══ WORKING DATA
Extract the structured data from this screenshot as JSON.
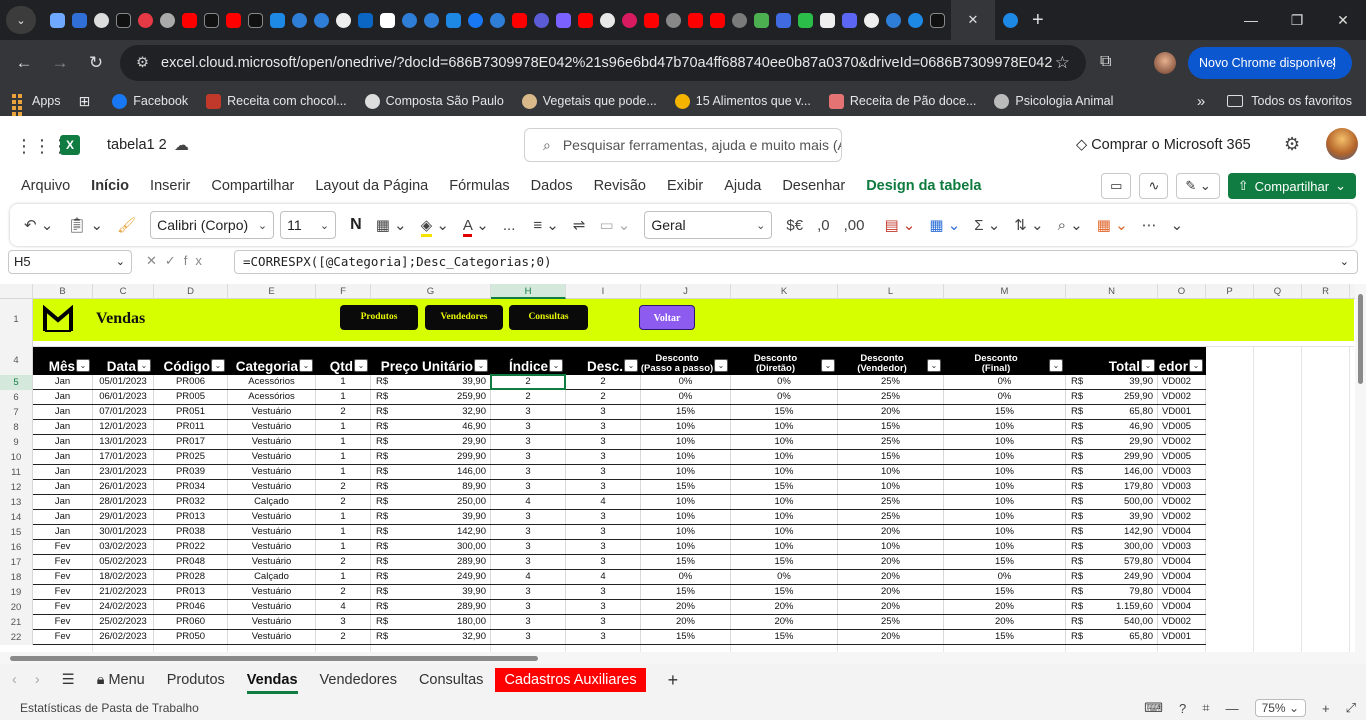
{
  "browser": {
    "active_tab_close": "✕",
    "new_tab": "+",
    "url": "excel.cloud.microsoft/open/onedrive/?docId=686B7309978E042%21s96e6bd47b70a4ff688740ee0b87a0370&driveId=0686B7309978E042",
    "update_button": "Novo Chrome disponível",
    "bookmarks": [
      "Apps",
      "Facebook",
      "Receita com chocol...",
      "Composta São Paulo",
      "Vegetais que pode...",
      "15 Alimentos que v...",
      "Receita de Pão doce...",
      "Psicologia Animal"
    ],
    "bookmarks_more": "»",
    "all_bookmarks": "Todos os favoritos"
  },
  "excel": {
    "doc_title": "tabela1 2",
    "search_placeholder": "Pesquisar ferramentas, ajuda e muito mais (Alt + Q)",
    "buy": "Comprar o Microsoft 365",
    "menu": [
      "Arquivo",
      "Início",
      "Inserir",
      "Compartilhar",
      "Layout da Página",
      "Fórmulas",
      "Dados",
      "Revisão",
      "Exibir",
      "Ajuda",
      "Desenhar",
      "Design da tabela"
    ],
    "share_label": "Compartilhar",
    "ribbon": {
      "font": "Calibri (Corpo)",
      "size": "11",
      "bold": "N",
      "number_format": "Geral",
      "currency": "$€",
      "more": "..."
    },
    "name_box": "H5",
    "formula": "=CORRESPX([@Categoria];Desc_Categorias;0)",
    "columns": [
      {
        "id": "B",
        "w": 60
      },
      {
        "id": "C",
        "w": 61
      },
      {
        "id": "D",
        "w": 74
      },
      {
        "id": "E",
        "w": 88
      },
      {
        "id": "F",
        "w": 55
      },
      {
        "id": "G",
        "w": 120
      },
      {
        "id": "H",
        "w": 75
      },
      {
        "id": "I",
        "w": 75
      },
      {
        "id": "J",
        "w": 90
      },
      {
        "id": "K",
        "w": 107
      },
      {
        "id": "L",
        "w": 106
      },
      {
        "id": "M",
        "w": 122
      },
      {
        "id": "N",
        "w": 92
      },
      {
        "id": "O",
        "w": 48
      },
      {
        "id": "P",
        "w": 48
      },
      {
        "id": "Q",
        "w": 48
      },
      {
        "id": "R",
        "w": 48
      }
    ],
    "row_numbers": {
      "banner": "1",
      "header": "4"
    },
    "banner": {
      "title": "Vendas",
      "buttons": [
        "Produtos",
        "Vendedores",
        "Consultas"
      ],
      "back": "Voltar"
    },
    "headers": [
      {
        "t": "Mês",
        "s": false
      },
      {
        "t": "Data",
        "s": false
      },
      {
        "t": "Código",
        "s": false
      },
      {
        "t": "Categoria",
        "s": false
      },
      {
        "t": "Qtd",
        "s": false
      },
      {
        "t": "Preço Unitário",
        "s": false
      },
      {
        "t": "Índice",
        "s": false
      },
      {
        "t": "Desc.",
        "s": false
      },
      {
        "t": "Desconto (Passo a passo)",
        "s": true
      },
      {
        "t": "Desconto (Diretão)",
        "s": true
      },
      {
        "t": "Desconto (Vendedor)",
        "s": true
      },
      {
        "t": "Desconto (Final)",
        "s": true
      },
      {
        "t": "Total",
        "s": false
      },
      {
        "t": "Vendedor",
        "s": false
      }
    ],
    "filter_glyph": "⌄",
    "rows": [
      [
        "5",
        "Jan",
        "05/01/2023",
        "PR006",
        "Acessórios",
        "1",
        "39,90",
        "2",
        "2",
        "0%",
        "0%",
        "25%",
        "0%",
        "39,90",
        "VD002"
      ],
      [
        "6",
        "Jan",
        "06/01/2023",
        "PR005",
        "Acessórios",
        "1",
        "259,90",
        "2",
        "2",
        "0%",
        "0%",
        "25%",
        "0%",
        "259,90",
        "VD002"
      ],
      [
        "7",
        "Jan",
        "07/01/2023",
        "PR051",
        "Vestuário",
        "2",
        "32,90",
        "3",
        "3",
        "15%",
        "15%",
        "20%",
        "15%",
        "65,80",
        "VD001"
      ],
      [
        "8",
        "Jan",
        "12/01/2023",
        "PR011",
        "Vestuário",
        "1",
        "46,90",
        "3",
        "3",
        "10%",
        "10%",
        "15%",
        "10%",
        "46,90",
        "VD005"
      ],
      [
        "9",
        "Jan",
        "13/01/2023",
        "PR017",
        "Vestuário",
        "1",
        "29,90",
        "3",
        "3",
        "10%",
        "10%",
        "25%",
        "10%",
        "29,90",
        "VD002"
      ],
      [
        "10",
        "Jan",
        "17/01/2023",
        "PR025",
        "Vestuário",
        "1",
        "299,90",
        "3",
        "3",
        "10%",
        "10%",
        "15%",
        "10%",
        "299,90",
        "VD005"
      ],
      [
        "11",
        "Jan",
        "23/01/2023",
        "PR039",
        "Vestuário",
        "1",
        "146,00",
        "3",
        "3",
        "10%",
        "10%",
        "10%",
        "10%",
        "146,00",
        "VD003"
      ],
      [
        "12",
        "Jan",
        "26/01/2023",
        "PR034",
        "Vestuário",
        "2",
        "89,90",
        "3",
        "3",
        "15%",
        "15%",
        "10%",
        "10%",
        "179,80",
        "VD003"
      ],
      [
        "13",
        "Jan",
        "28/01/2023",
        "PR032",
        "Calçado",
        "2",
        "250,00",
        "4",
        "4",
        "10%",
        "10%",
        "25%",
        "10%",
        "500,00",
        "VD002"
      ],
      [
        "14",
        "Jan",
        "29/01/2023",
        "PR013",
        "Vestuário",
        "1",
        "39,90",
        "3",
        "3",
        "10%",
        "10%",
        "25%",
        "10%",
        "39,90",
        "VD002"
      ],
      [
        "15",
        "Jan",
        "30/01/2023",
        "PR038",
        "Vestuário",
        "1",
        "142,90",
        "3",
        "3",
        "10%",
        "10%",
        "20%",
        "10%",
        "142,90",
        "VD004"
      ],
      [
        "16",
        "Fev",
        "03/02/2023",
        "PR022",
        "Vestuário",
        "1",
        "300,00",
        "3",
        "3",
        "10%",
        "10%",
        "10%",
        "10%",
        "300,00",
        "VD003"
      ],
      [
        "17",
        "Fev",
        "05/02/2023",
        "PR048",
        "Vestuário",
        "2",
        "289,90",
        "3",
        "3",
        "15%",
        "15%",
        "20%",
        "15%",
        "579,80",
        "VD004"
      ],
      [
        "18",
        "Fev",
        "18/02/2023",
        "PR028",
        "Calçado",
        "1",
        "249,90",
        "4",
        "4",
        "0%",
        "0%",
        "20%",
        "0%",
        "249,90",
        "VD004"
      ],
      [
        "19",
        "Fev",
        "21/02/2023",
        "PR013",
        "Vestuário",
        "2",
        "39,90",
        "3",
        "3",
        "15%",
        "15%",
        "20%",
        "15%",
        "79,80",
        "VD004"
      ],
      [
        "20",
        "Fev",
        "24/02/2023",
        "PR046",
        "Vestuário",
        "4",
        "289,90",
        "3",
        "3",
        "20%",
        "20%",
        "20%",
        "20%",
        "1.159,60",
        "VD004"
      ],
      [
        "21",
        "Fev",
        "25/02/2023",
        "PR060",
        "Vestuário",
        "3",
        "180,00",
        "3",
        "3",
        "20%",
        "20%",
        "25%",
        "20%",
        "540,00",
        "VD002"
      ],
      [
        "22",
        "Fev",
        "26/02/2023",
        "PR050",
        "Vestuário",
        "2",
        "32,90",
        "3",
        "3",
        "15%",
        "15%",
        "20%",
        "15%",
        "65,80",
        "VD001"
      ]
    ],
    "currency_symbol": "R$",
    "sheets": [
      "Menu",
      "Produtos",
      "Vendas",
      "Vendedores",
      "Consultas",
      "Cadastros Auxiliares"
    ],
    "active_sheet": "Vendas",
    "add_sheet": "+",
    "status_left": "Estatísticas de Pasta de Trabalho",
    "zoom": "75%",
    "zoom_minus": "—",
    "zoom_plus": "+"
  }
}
════
→ GIVEN INSTRUCTION: Every line of the records that includes the word "Vendas" should be gathered.

→ TASK ANSWER:
      "title": "Vendas",
      "Vendas",
    "active_sheet": "Vendas",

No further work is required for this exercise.